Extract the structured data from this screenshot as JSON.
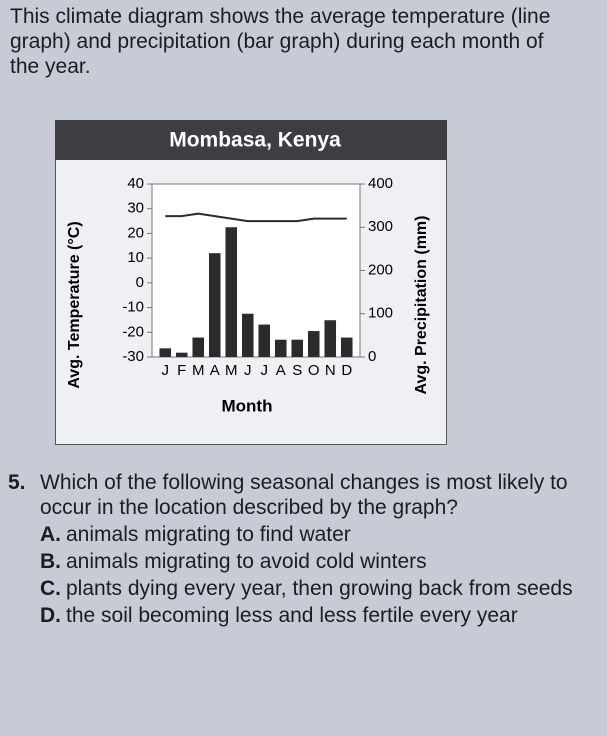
{
  "intro": "This climate diagram shows the average temperature (line graph) and precipitation (bar graph) during each month of the year.",
  "chart_data": {
    "type": "combo",
    "title": "Mombasa, Kenya",
    "x_label": "Month",
    "y_label": "Avg. Temperature (°C)",
    "y2_label": "Avg. Precipitation (mm)",
    "categories": [
      "J",
      "F",
      "M",
      "A",
      "M",
      "J",
      "J",
      "A",
      "S",
      "O",
      "N",
      "D"
    ],
    "series": [
      {
        "type": "bar",
        "axis": "y2",
        "color": "#2b2b2b",
        "values": [
          20,
          10,
          45,
          240,
          300,
          100,
          75,
          40,
          40,
          60,
          85,
          45
        ]
      },
      {
        "type": "line",
        "axis": "y",
        "color": "#2b2b2b",
        "values": [
          27,
          27,
          28,
          27,
          26,
          25,
          25,
          25,
          25,
          26,
          26,
          26
        ]
      }
    ],
    "ylim": [
      -30,
      40
    ],
    "yticks": [
      -30,
      -20,
      -10,
      0,
      10,
      20,
      30,
      40
    ],
    "y2lim": [
      0,
      400
    ],
    "y2ticks": [
      0,
      100,
      200,
      300,
      400
    ]
  },
  "question": {
    "number": "5.",
    "text": "Which of the following seasonal changes is most likely to occur in the location described by the graph?",
    "options": [
      {
        "letter": "A.",
        "text": "animals migrating to find water"
      },
      {
        "letter": "B.",
        "text": "animals migrating to avoid cold winters"
      },
      {
        "letter": "C.",
        "text": "plants dying every year, then growing back from seeds"
      },
      {
        "letter": "D.",
        "text": "the soil becoming less and less fertile every year"
      }
    ]
  }
}
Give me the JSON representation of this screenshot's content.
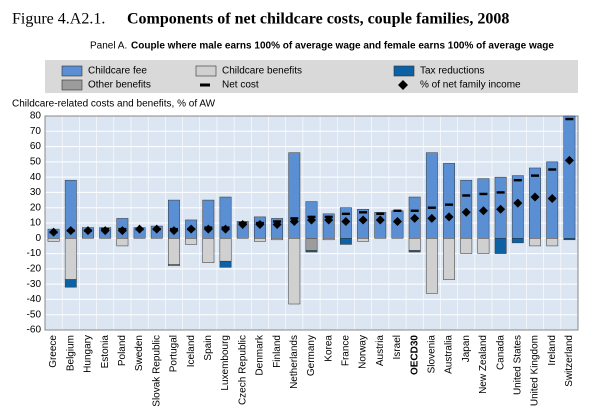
{
  "chart_data": {
    "type": "bar",
    "label": "Figure 4.A2.1.",
    "title": "Components of net childcare costs, couple families, 2008",
    "panel": "Panel A.",
    "subtitle": "Couple where male earns 100% of average wage and female earns 100% of average wage",
    "ylabel": "Childcare-related costs and benefits, % of AW",
    "categories": [
      "Greece",
      "Belgium",
      "Hungary",
      "Estonia",
      "Poland",
      "Sweden",
      "Slovak Republic",
      "Portugal",
      "Iceland",
      "Spain",
      "Luxembourg",
      "Czech Republic",
      "Denmark",
      "Finland",
      "Netherlands",
      "Germany",
      "Korea",
      "France",
      "Norway",
      "Austria",
      "Israel",
      "OECD30",
      "Slovenia",
      "Australia",
      "Japan",
      "New Zealand",
      "Canada",
      "United States",
      "United Kingdom",
      "Ireland",
      "Switzerland"
    ],
    "highlight": 21,
    "series": [
      {
        "name": "Childcare fee",
        "color": "#5b8fd3",
        "values": [
          6,
          38,
          7,
          7,
          13,
          7,
          8,
          25,
          12,
          25,
          27,
          11,
          14,
          13,
          56,
          24,
          16,
          20,
          19,
          17,
          18,
          27,
          56,
          49,
          38,
          39,
          40,
          41,
          46,
          50,
          80
        ]
      },
      {
        "name": "Childcare benefits",
        "color": "#d0d0d0",
        "values": [
          -2,
          -27,
          0,
          0,
          -5,
          0,
          0,
          -17,
          -4,
          -16,
          -15,
          0,
          -2,
          -1,
          -43,
          0,
          -1,
          0,
          -2,
          0,
          0,
          -8,
          -36,
          -27,
          -10,
          -10,
          0,
          0,
          -5,
          -5,
          0
        ]
      },
      {
        "name": "Other benefits",
        "color": "#9c9c9c",
        "values": [
          0,
          0,
          0,
          0,
          0,
          0,
          0,
          -1,
          0,
          0,
          0,
          0,
          0,
          0,
          0,
          -8,
          0,
          0,
          0,
          0,
          0,
          0,
          0,
          0,
          0,
          0,
          0,
          0,
          0,
          0,
          0
        ]
      },
      {
        "name": "Tax reductions",
        "color": "#0b61a4",
        "values": [
          0,
          -5,
          0,
          0,
          0,
          0,
          0,
          0,
          0,
          0,
          -4,
          0,
          0,
          0,
          0,
          -1,
          0,
          -4,
          0,
          0,
          0,
          -1,
          0,
          0,
          0,
          0,
          -10,
          -3,
          0,
          0,
          -1
        ]
      },
      {
        "name": "Net cost",
        "color": "#000000",
        "marker": "dash",
        "values": [
          4,
          5,
          5,
          6,
          6,
          6,
          6,
          6,
          6,
          7,
          7,
          10,
          10,
          11,
          13,
          14,
          14,
          16,
          17,
          16,
          18,
          18,
          20,
          22,
          28,
          29,
          30,
          38,
          41,
          45,
          78
        ]
      },
      {
        "name": "% of net family income",
        "color": "#000000",
        "marker": "diamond",
        "values": [
          4,
          5,
          5,
          5,
          5,
          6,
          6,
          5,
          6,
          6,
          6,
          9,
          9,
          9,
          11,
          12,
          12,
          11,
          12,
          12,
          11,
          13,
          13,
          14,
          17,
          18,
          19,
          23,
          27,
          26,
          51
        ]
      }
    ],
    "ylim": [
      -60,
      80
    ],
    "yticks": [
      -60,
      -50,
      -40,
      -30,
      -20,
      -10,
      0,
      10,
      20,
      30,
      40,
      50,
      60,
      70,
      80
    ],
    "grid": true
  }
}
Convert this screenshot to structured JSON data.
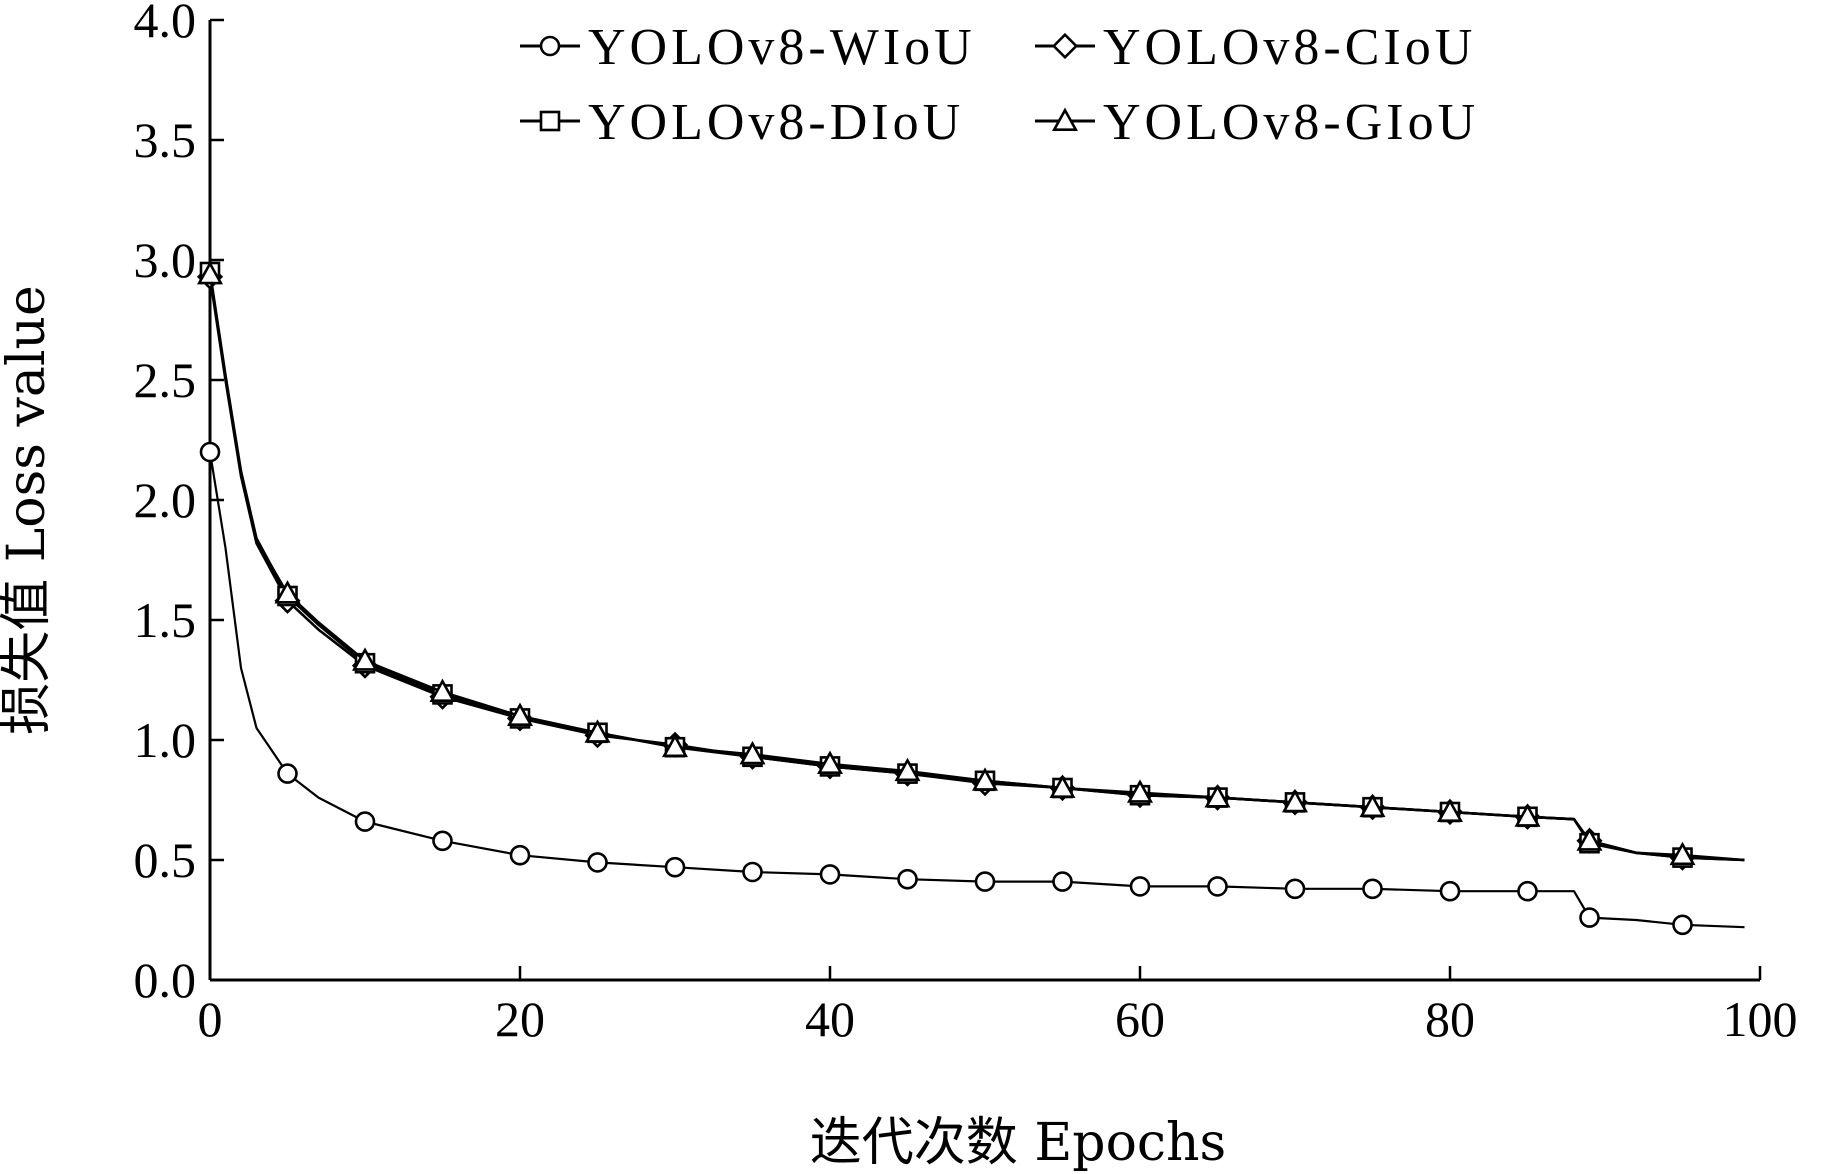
{
  "chart_data": {
    "type": "line",
    "title": "",
    "xlabel": "迭代次数 Epochs",
    "ylabel": "损失值 Loss value",
    "xlim": [
      0,
      100
    ],
    "ylim": [
      0,
      4
    ],
    "xticks": [
      0,
      20,
      40,
      60,
      80,
      100
    ],
    "yticks": [
      0.0,
      0.5,
      1.0,
      1.5,
      2.0,
      2.5,
      3.0,
      3.5,
      4.0
    ],
    "xtick_labels": [
      "0",
      "20",
      "40",
      "60",
      "80",
      "100"
    ],
    "ytick_labels": [
      "0.0",
      "0.5",
      "1.0",
      "1.5",
      "2.0",
      "2.5",
      "3.0",
      "3.5",
      "4.0"
    ],
    "grid": false,
    "legend_position": "top",
    "series": [
      {
        "name": "YOLOv8-WIoU",
        "marker": "circle",
        "x": [
          0,
          1,
          2,
          3,
          5,
          7,
          10,
          15,
          20,
          25,
          30,
          35,
          40,
          45,
          50,
          55,
          60,
          65,
          70,
          75,
          80,
          85,
          88,
          89,
          92,
          95,
          99
        ],
        "y": [
          2.2,
          1.8,
          1.3,
          1.05,
          0.86,
          0.76,
          0.66,
          0.58,
          0.52,
          0.49,
          0.47,
          0.45,
          0.44,
          0.42,
          0.41,
          0.41,
          0.39,
          0.39,
          0.38,
          0.38,
          0.37,
          0.37,
          0.37,
          0.26,
          0.25,
          0.23,
          0.22
        ],
        "marker_x": [
          0,
          5,
          10,
          15,
          20,
          25,
          30,
          35,
          40,
          45,
          50,
          55,
          60,
          65,
          70,
          75,
          80,
          85,
          89,
          95
        ]
      },
      {
        "name": "YOLOv8-CIoU",
        "marker": "diamond",
        "x": [
          0,
          1,
          2,
          3,
          5,
          7,
          10,
          15,
          20,
          25,
          30,
          35,
          40,
          45,
          50,
          55,
          60,
          65,
          70,
          75,
          80,
          85,
          88,
          89,
          92,
          95,
          99
        ],
        "y": [
          2.93,
          2.5,
          2.1,
          1.82,
          1.58,
          1.46,
          1.31,
          1.18,
          1.09,
          1.02,
          0.98,
          0.93,
          0.89,
          0.86,
          0.82,
          0.8,
          0.77,
          0.76,
          0.74,
          0.72,
          0.7,
          0.68,
          0.67,
          0.58,
          0.53,
          0.51,
          0.5
        ],
        "marker_x": [
          0,
          5,
          10,
          15,
          20,
          25,
          30,
          35,
          40,
          45,
          50,
          55,
          60,
          65,
          70,
          75,
          80,
          85,
          89,
          95
        ]
      },
      {
        "name": "YOLOv8-DIoU",
        "marker": "square",
        "x": [
          0,
          1,
          2,
          3,
          5,
          7,
          10,
          15,
          20,
          25,
          30,
          35,
          40,
          45,
          50,
          55,
          60,
          65,
          70,
          75,
          80,
          85,
          88,
          89,
          92,
          95,
          99
        ],
        "y": [
          2.95,
          2.52,
          2.12,
          1.84,
          1.6,
          1.48,
          1.32,
          1.19,
          1.09,
          1.03,
          0.97,
          0.93,
          0.89,
          0.86,
          0.83,
          0.8,
          0.77,
          0.76,
          0.74,
          0.72,
          0.7,
          0.68,
          0.67,
          0.57,
          0.53,
          0.51,
          0.5
        ],
        "marker_x": [
          0,
          5,
          10,
          15,
          20,
          25,
          30,
          35,
          40,
          45,
          50,
          55,
          60,
          65,
          70,
          75,
          80,
          85,
          89,
          95
        ]
      },
      {
        "name": "YOLOv8-GIoU",
        "marker": "triangle",
        "x": [
          0,
          1,
          2,
          3,
          5,
          7,
          10,
          15,
          20,
          25,
          30,
          35,
          40,
          45,
          50,
          55,
          60,
          65,
          70,
          75,
          80,
          85,
          88,
          89,
          92,
          95,
          99
        ],
        "y": [
          2.94,
          2.51,
          2.11,
          1.83,
          1.61,
          1.49,
          1.33,
          1.2,
          1.1,
          1.03,
          0.97,
          0.94,
          0.9,
          0.87,
          0.83,
          0.8,
          0.78,
          0.76,
          0.74,
          0.72,
          0.7,
          0.68,
          0.67,
          0.58,
          0.53,
          0.52,
          0.5
        ],
        "marker_x": [
          0,
          5,
          10,
          15,
          20,
          25,
          30,
          35,
          40,
          45,
          50,
          55,
          60,
          65,
          70,
          75,
          80,
          85,
          89,
          95
        ]
      }
    ]
  },
  "colors": {
    "line": "#000000",
    "marker_fill": "#ffffff",
    "background": "#ffffff"
  }
}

-=-=-

Task details:
From the data above, pick out each line containing "text" and copy it.

Exercise result:
    "text": "Which of the following seasonal changes is most likely to occur in the location described by the graph?",
        "text": "animals migrating to find water"
        "text": "animals migrating to avoid cold winters"
        "text": "plants dying every year, then growing back from seeds"
        "text": "the soil becoming less and less fertile every year"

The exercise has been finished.